What is needed
Search the listing for "JSON" and copy every line where it appears.

Records provided
================
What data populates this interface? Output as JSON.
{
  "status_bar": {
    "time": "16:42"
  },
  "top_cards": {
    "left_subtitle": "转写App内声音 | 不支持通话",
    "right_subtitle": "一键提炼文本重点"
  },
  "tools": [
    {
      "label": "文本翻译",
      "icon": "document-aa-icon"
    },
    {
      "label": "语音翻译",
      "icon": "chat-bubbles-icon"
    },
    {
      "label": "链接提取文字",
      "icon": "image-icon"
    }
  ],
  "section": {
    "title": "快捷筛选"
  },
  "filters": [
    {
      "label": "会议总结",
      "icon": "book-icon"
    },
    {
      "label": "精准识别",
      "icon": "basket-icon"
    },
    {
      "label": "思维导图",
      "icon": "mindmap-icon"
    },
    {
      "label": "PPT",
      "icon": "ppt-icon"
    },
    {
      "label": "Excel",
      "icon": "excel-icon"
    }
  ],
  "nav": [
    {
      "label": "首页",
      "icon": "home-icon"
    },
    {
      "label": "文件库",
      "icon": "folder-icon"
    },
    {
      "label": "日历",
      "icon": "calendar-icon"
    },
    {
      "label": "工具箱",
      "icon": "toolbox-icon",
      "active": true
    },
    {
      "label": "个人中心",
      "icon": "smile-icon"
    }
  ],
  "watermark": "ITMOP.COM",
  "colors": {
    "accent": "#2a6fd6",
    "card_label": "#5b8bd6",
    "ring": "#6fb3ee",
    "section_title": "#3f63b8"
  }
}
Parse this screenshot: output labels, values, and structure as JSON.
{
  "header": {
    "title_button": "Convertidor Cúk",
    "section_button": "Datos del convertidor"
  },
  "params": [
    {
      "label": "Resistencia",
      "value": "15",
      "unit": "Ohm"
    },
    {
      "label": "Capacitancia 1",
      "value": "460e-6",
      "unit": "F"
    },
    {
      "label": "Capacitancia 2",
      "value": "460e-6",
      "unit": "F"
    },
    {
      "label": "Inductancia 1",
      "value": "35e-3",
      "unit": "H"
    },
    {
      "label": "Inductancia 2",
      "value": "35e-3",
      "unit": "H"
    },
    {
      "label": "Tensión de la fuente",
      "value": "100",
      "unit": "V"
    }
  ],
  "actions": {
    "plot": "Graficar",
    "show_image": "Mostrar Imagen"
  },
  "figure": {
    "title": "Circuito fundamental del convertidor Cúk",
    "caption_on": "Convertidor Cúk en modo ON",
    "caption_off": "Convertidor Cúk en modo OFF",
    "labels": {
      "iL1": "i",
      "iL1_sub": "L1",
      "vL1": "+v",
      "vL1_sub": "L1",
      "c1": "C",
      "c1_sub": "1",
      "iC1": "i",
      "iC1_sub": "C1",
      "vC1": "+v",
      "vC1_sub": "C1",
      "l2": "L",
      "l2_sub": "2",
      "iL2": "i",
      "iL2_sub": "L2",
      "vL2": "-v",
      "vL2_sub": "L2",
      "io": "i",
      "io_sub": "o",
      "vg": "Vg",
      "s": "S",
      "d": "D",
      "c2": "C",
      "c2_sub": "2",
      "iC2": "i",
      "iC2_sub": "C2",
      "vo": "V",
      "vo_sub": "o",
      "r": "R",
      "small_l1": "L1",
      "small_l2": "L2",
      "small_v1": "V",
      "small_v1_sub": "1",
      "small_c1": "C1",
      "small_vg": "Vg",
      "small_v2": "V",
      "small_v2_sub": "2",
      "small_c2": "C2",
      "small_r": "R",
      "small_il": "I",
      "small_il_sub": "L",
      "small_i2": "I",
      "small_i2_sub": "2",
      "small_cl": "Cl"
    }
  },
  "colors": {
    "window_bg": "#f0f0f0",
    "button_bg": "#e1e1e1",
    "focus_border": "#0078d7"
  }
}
================
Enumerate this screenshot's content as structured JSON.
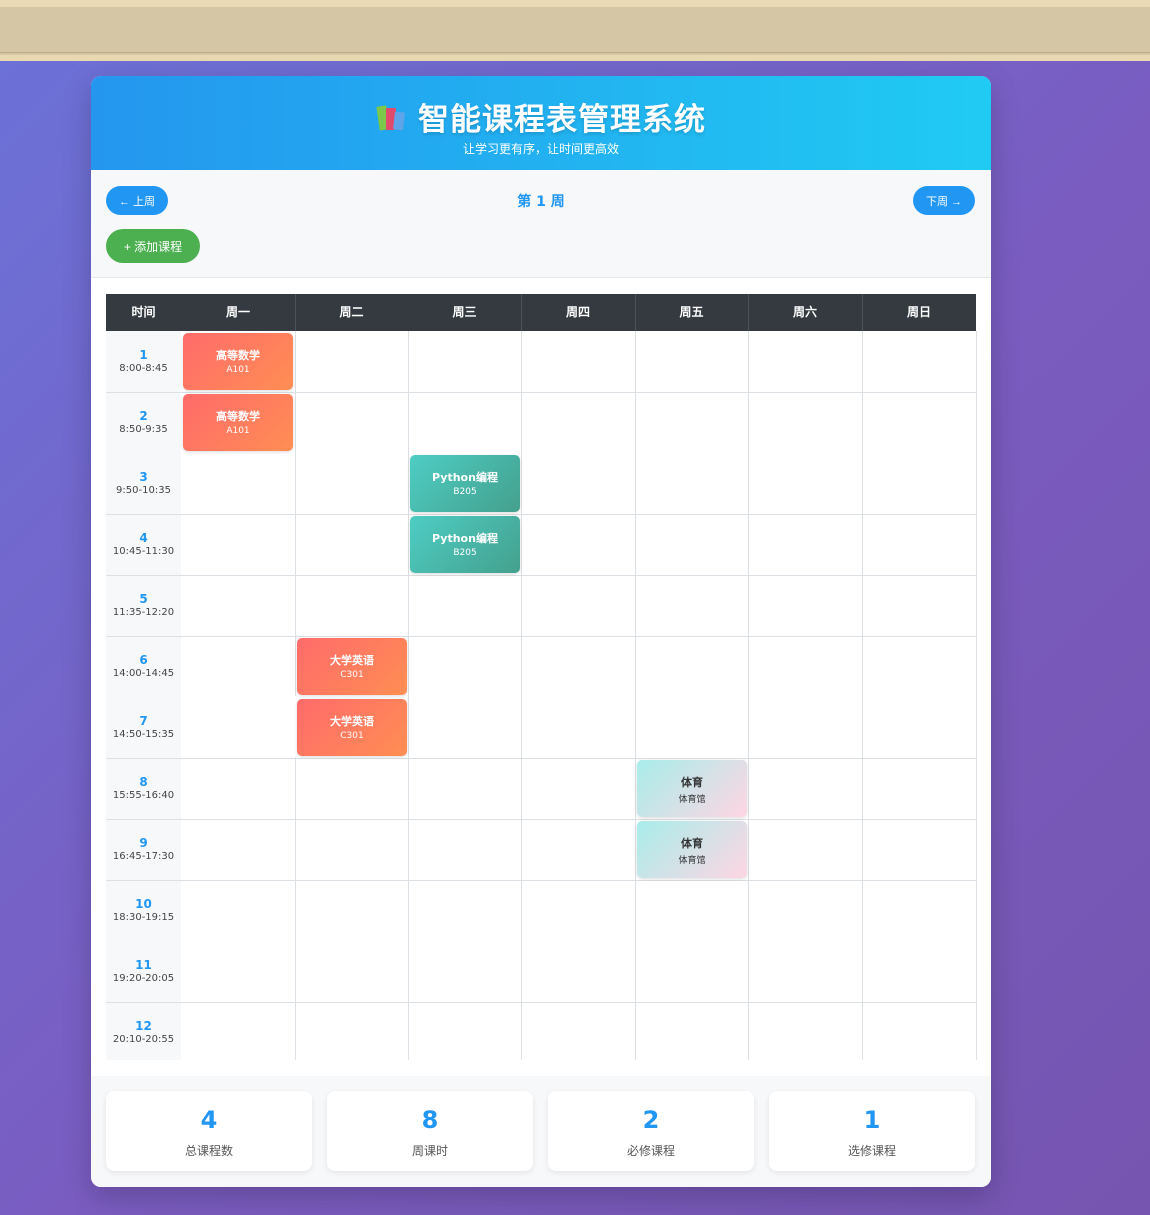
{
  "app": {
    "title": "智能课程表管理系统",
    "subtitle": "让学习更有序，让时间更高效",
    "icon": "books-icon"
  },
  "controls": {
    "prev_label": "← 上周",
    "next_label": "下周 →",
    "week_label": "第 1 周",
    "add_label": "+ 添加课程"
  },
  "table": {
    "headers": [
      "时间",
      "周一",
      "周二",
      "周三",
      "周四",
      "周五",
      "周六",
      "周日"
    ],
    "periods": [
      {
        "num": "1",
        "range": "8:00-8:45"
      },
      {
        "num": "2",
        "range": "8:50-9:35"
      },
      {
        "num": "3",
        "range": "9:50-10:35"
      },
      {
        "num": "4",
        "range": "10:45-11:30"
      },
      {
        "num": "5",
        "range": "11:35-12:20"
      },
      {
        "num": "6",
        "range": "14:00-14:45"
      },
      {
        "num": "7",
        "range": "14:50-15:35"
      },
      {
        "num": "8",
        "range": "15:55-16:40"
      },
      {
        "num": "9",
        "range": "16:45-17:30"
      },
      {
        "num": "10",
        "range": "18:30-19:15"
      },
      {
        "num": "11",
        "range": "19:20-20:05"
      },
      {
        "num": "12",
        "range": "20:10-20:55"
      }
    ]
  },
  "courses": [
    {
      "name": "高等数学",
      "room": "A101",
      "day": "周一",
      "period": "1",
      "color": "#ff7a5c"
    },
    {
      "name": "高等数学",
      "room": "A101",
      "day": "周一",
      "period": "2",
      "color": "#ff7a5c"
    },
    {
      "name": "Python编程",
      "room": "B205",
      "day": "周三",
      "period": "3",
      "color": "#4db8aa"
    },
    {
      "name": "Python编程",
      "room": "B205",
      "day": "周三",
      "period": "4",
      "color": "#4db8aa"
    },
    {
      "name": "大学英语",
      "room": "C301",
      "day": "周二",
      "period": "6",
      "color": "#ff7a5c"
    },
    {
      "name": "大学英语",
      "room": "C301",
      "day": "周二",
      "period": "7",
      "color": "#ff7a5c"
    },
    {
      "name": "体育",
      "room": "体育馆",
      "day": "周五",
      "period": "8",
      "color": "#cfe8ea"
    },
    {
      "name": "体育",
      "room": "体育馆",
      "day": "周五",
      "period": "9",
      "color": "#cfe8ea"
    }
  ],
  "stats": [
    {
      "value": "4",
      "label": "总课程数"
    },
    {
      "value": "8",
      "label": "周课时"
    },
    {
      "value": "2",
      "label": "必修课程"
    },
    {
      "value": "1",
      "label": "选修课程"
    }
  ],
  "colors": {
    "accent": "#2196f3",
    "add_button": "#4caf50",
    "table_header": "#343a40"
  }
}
================
Result below
What data populates this interface? Output as JSON.
Parse this screenshot: output labels, values, and structure as JSON.
Enumerate this screenshot's content as structured JSON.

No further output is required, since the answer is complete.